**Stated goal:** Reproduce the material exactly, omitting nothing.
** BEGIN Supplied data **
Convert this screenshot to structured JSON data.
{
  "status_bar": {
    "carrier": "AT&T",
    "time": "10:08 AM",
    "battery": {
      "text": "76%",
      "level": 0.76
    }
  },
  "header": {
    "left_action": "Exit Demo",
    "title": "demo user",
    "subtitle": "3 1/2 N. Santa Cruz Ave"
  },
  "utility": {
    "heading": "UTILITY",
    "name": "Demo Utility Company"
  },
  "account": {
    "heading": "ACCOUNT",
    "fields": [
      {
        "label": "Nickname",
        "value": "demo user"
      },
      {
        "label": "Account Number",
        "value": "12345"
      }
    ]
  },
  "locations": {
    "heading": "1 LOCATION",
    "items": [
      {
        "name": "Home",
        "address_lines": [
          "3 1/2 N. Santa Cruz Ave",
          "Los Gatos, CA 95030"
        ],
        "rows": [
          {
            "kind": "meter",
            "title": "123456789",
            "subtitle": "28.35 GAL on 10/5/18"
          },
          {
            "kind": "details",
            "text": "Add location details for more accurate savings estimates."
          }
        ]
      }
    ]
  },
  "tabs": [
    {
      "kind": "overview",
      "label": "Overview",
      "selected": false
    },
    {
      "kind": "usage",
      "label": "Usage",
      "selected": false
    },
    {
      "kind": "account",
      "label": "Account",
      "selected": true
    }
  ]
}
** END Supplied data **
**Solution below:**
Convert this screenshot to structured JSON data.
{
  "status_bar": {
    "carrier": "AT&T",
    "time": "10:08 AM",
    "battery": {
      "text": "76%",
      "level": 0.76
    }
  },
  "header": {
    "left_action": "Exit Demo",
    "title": "demo user",
    "subtitle": "3 1/2 N. Santa Cruz Ave"
  },
  "utility": {
    "heading": "UTILITY",
    "name": "Demo Utility Company"
  },
  "account": {
    "heading": "ACCOUNT",
    "fields": [
      {
        "label": "Nickname",
        "value": "demo user"
      },
      {
        "label": "Account Number",
        "value": "12345"
      }
    ]
  },
  "locations": {
    "heading": "1 LOCATION",
    "items": [
      {
        "name": "Home",
        "address_lines": [
          "3 1/2 N. Santa Cruz Ave",
          "Los Gatos, CA 95030"
        ],
        "rows": [
          {
            "kind": "meter",
            "title": "123456789",
            "subtitle": "28.35 GAL on 10/5/18"
          },
          {
            "kind": "details",
            "text": "Add location details for more accurate savings estimates."
          }
        ]
      }
    ]
  },
  "tabs": [
    {
      "kind": "overview",
      "label": "Overview",
      "selected": false
    },
    {
      "kind": "usage",
      "label": "Usage",
      "selected": false
    },
    {
      "kind": "account",
      "label": "Account",
      "selected": true
    }
  ]
}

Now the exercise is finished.